§ **WHAT THE TASK REQUIRES**
Filter the entries that follow, copying every line in which the word "profesional" appears.

§ **RECORDED INFORMATION**
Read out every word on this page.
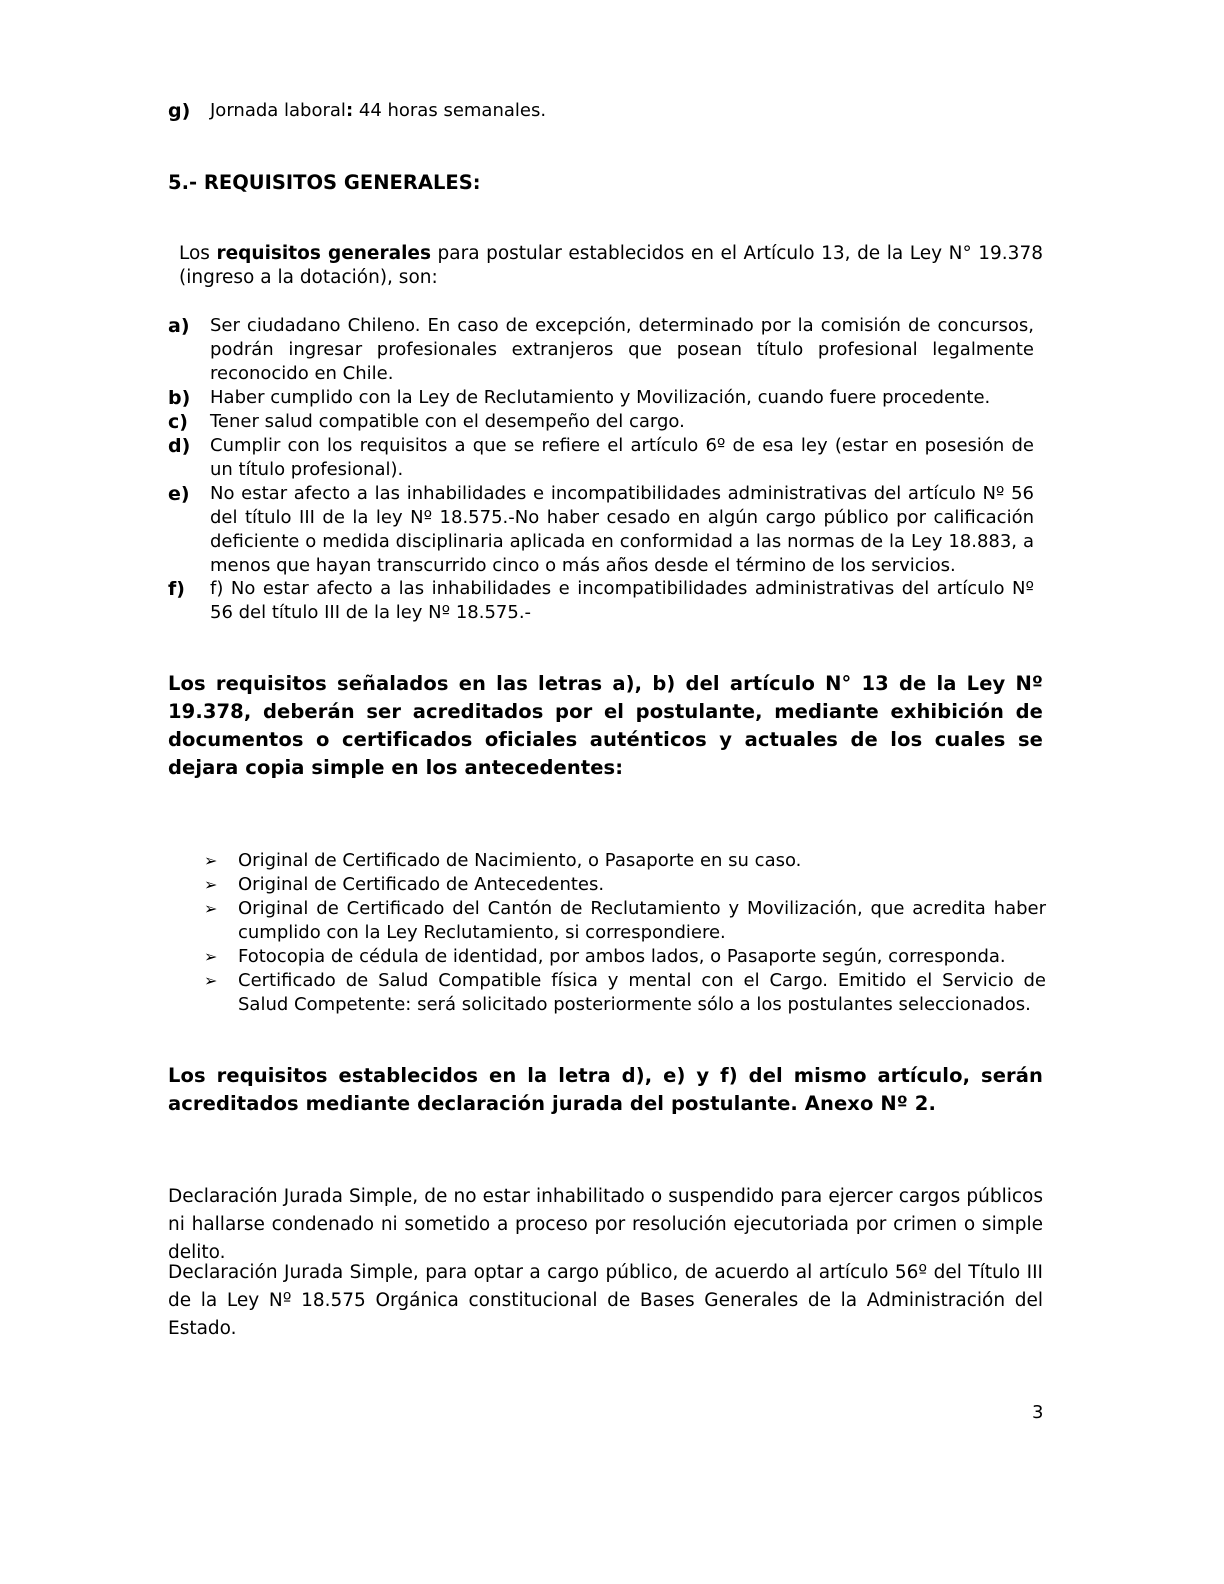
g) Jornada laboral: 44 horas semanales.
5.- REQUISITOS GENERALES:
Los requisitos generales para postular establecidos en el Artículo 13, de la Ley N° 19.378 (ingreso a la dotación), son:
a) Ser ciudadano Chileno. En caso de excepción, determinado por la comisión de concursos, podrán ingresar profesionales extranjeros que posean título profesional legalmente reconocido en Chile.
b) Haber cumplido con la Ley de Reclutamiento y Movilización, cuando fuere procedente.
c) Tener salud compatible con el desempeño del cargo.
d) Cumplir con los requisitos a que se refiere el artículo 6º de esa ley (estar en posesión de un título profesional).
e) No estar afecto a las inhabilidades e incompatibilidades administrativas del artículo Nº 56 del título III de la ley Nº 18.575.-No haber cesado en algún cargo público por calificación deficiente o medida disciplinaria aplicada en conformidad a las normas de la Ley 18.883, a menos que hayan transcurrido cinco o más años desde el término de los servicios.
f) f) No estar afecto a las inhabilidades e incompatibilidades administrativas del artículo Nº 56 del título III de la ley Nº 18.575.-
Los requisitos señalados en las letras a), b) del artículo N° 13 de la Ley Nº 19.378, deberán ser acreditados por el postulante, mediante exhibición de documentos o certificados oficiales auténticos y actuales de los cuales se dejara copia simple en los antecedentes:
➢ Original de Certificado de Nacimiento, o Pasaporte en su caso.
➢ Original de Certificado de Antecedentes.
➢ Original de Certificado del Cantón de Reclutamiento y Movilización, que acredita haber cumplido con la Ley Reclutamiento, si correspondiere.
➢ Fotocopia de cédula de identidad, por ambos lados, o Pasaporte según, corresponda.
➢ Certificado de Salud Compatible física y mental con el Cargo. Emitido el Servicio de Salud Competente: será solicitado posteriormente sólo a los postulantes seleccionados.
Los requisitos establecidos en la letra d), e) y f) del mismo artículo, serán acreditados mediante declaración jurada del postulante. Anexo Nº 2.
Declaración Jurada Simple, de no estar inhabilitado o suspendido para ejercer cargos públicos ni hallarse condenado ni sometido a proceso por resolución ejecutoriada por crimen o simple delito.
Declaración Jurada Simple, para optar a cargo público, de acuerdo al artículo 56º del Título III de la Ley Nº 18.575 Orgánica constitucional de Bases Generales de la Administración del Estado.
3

§ **COMPLETE ANSWER**
a) Ser ciudadano Chileno. En caso de excepción, determinado por la comisión de concursos, podrán ingresar profesionales extranjeros que posean título profesional legalmente reconocido en Chile.
d) Cumplir con los requisitos a que se refiere el artículo 6º de esa ley (estar en posesión de un título profesional).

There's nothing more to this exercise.